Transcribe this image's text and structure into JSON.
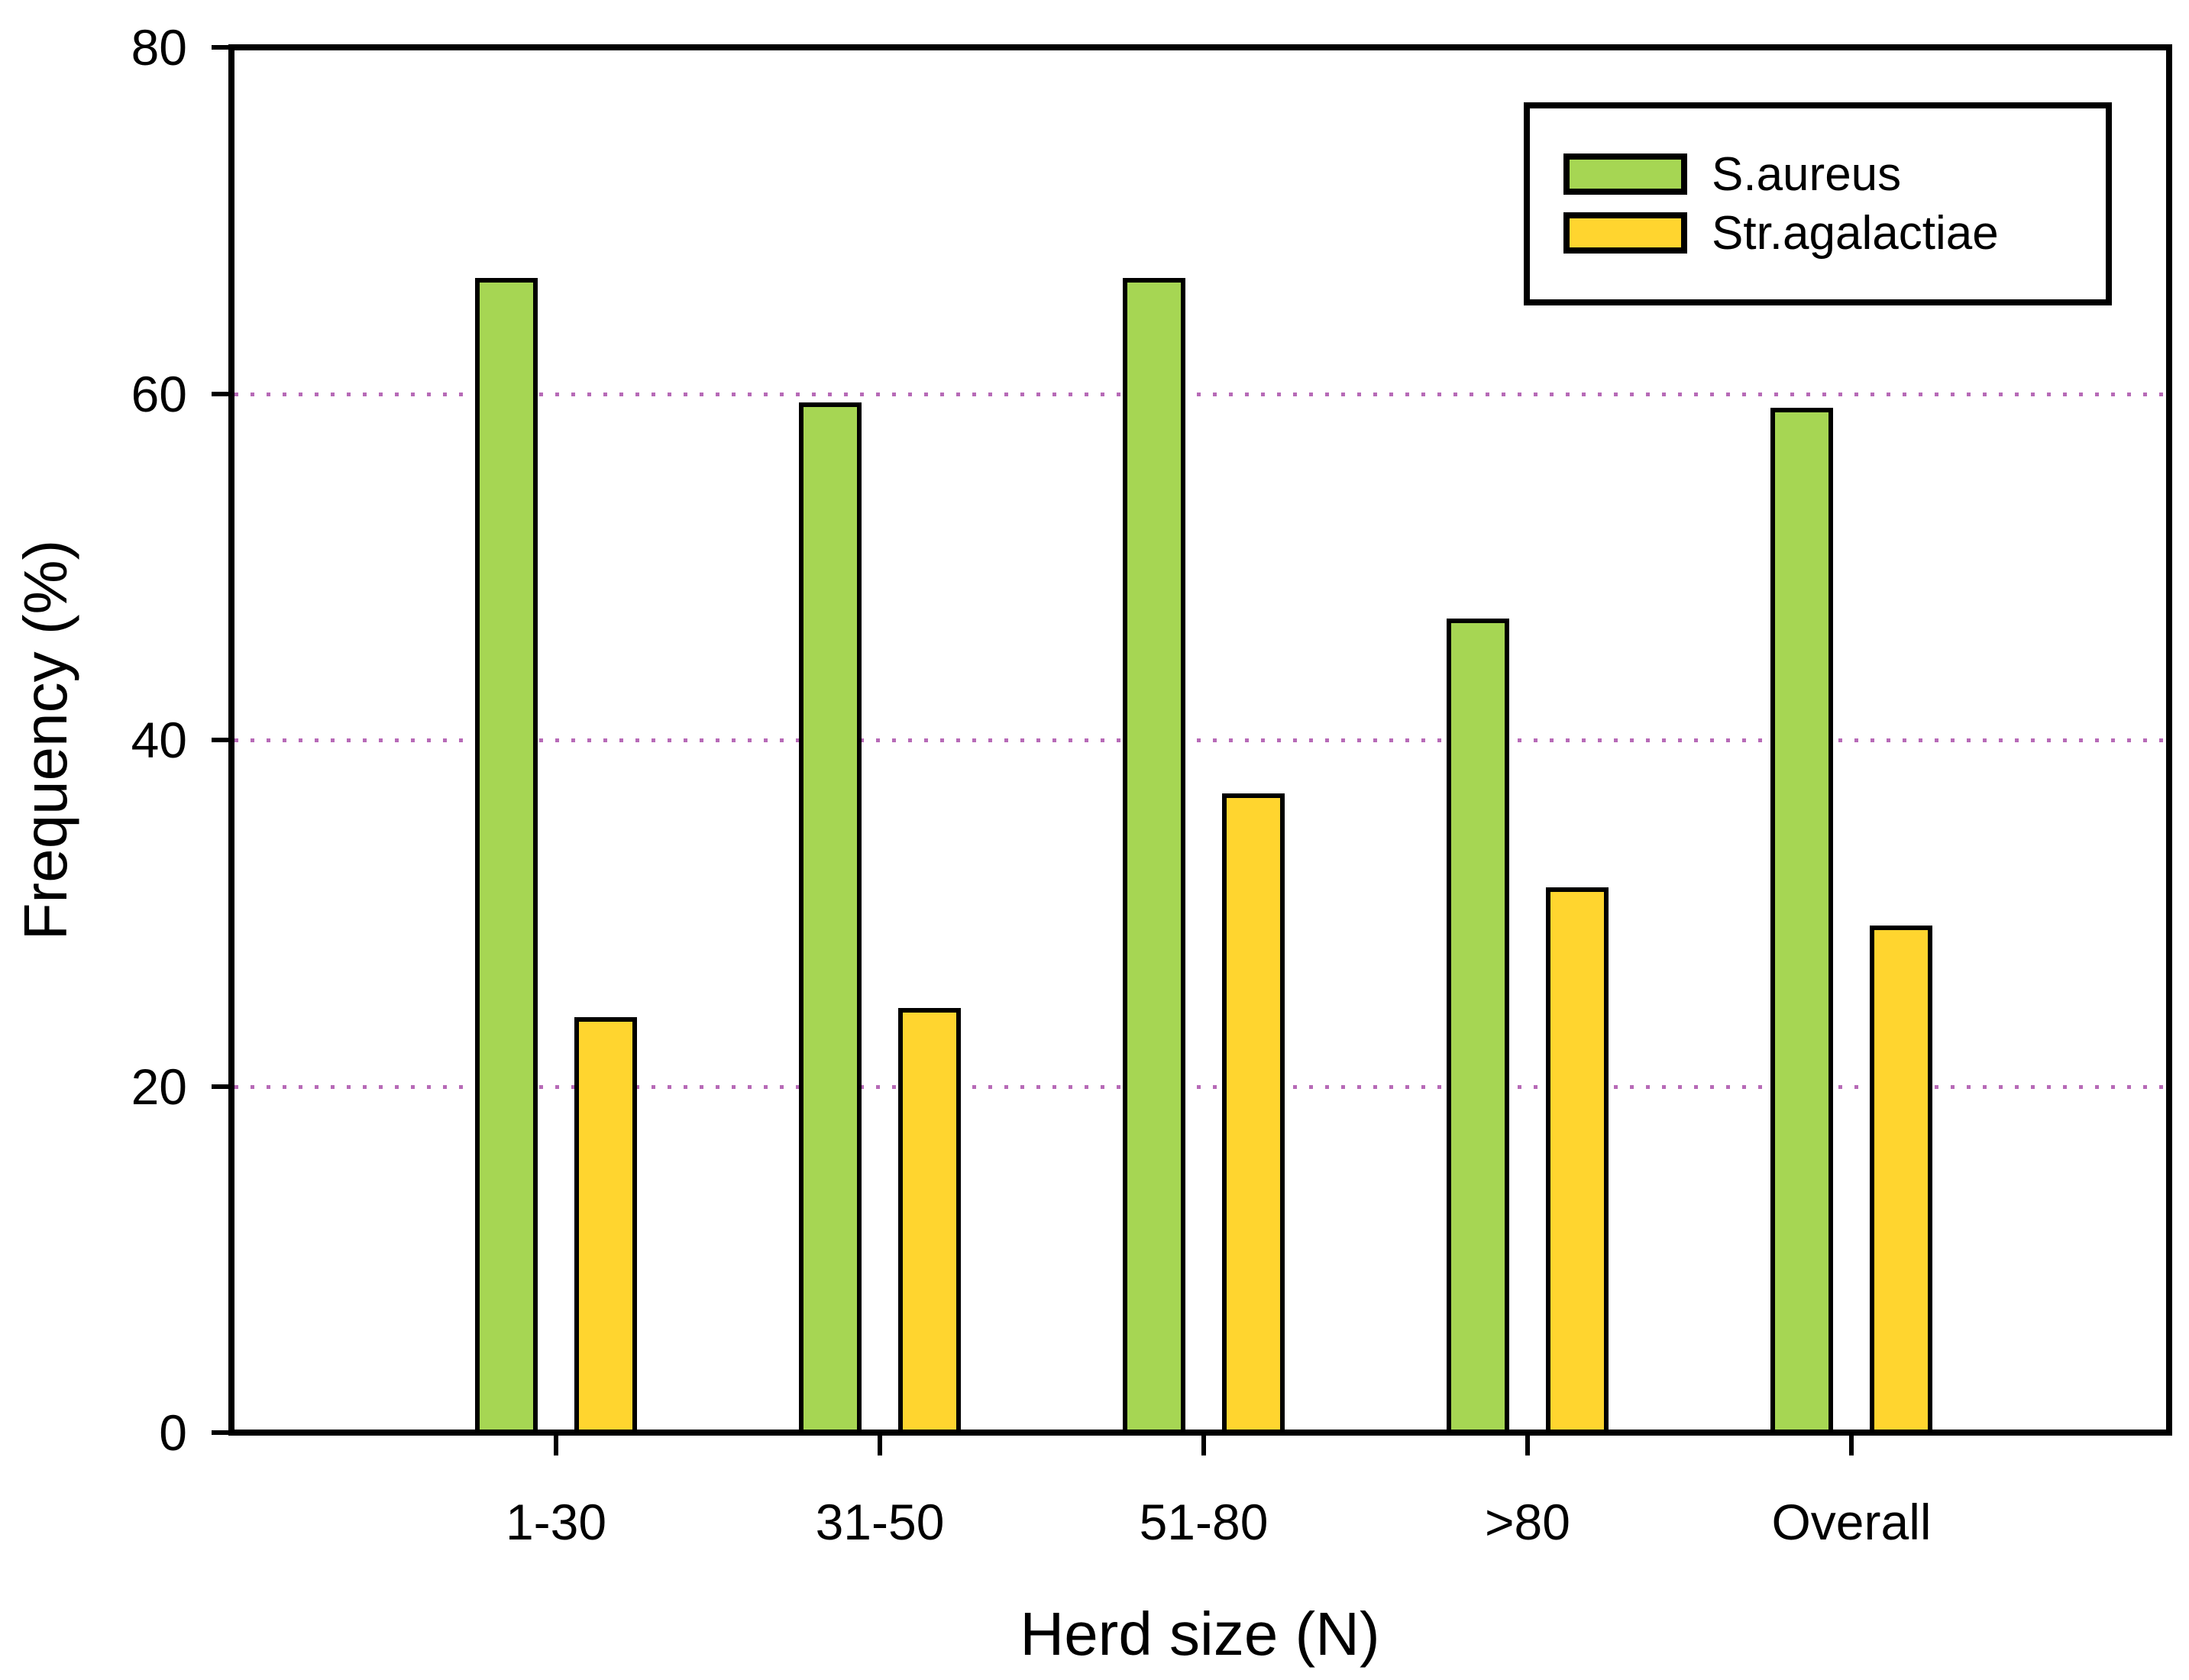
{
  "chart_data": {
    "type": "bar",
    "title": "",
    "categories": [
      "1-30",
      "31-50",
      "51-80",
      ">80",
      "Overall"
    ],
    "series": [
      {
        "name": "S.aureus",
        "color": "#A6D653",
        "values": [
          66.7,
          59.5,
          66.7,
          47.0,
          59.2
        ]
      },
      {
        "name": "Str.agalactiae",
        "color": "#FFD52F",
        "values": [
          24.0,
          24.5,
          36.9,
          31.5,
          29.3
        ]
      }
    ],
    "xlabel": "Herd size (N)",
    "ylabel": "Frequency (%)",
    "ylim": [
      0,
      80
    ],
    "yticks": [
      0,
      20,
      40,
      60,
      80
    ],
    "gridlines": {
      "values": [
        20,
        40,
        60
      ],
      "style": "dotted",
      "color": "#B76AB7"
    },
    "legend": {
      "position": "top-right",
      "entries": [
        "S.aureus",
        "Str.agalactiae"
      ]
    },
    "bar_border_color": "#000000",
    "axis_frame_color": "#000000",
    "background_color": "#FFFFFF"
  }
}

☆ ☆ ☆

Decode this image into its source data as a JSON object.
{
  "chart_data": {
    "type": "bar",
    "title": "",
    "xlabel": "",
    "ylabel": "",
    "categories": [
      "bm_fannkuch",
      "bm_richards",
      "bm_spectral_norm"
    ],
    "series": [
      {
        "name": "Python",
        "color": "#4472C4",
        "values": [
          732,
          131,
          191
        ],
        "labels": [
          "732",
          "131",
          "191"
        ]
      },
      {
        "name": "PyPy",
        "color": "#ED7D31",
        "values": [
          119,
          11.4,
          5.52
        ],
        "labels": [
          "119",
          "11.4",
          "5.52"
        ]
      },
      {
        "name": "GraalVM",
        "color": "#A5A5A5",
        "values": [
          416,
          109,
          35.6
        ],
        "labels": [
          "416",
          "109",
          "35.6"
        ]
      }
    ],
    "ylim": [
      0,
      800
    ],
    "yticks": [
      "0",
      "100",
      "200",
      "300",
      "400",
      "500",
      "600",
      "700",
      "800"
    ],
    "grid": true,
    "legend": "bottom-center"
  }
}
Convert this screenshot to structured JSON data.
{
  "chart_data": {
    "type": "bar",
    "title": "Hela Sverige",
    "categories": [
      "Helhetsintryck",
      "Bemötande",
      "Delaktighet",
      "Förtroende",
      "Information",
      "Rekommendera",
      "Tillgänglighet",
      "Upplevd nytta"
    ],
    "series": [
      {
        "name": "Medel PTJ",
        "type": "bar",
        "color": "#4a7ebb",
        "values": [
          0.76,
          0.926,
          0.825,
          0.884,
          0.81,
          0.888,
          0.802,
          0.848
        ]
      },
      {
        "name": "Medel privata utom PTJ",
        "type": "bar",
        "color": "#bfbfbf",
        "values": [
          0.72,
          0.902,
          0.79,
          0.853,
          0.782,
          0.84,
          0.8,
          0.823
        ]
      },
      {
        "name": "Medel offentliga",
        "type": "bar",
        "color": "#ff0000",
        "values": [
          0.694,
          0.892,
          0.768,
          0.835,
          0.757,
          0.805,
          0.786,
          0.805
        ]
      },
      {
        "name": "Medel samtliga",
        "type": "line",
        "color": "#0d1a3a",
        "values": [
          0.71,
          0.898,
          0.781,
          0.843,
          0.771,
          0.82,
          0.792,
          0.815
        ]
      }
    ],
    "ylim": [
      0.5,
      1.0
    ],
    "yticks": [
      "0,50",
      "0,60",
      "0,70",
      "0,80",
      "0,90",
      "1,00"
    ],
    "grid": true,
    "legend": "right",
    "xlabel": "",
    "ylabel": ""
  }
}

☆ ☆ ☆

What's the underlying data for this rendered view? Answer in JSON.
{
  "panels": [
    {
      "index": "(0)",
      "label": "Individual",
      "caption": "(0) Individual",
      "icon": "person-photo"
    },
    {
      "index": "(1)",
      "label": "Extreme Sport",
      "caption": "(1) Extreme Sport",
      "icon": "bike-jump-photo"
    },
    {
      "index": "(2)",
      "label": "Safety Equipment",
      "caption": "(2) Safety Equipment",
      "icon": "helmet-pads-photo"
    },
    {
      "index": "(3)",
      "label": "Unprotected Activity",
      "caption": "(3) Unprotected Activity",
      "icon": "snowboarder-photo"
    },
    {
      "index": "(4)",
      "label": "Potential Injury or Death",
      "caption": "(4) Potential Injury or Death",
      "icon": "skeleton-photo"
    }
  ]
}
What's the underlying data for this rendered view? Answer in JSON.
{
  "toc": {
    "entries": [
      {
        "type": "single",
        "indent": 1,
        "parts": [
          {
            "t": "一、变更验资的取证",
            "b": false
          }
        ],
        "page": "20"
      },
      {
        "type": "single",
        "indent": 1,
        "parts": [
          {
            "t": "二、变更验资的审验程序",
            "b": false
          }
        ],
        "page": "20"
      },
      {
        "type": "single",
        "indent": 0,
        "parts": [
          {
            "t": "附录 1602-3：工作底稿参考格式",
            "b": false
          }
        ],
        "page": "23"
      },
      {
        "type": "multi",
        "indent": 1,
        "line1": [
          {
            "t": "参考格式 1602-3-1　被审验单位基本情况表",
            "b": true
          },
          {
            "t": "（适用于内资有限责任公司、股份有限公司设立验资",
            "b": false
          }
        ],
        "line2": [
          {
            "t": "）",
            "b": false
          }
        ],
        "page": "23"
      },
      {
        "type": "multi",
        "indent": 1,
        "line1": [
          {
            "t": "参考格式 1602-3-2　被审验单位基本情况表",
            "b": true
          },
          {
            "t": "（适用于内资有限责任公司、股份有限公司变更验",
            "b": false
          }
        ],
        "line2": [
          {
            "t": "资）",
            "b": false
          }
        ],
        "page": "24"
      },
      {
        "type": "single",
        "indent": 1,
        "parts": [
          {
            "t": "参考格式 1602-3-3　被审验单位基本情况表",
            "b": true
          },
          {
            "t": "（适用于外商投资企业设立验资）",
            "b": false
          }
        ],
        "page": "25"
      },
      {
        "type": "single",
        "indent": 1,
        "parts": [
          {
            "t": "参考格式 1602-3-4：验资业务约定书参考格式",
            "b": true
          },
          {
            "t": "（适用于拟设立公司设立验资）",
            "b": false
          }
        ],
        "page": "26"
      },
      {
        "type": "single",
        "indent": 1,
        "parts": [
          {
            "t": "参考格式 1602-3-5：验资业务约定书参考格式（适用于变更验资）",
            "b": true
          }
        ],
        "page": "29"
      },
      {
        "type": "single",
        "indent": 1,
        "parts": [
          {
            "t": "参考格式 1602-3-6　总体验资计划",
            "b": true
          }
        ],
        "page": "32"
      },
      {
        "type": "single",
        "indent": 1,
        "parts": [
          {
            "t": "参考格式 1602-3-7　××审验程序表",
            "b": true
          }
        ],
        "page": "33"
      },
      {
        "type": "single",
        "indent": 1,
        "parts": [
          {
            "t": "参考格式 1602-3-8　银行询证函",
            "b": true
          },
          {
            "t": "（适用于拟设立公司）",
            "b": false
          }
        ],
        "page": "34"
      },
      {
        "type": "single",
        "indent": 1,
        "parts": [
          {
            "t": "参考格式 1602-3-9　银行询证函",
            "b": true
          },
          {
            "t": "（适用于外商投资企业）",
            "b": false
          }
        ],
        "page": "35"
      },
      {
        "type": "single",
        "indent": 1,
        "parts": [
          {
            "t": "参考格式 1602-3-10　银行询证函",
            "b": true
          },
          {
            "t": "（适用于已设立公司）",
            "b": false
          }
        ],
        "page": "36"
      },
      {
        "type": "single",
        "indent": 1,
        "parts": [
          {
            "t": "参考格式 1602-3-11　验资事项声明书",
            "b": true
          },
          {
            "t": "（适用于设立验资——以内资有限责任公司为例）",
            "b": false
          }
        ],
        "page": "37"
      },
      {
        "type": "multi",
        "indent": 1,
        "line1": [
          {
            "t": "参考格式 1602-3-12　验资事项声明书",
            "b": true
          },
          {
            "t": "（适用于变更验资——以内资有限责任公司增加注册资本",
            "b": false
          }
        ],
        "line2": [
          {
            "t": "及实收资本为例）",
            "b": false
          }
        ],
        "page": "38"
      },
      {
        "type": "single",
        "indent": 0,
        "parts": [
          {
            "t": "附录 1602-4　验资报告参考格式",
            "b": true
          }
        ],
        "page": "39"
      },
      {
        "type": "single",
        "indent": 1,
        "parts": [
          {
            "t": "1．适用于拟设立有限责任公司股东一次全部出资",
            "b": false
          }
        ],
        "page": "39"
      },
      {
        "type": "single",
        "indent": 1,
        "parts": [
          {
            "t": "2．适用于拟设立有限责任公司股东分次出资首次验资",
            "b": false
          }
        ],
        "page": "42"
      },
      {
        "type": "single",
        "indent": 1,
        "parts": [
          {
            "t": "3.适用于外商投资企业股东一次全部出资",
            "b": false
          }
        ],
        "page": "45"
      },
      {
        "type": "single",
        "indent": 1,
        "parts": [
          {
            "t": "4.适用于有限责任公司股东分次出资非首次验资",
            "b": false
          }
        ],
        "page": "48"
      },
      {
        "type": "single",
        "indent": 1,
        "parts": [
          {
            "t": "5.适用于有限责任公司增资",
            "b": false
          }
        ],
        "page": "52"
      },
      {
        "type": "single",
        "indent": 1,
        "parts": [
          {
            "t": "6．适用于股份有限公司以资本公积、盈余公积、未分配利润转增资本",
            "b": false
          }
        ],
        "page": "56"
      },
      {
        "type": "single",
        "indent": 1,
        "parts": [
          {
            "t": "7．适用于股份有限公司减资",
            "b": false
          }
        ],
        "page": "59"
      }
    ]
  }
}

☆ ☆ ☆

Task details :: Report how many lines in the records hold the word "Safety", giving the number and nothing else.

Solution :: 2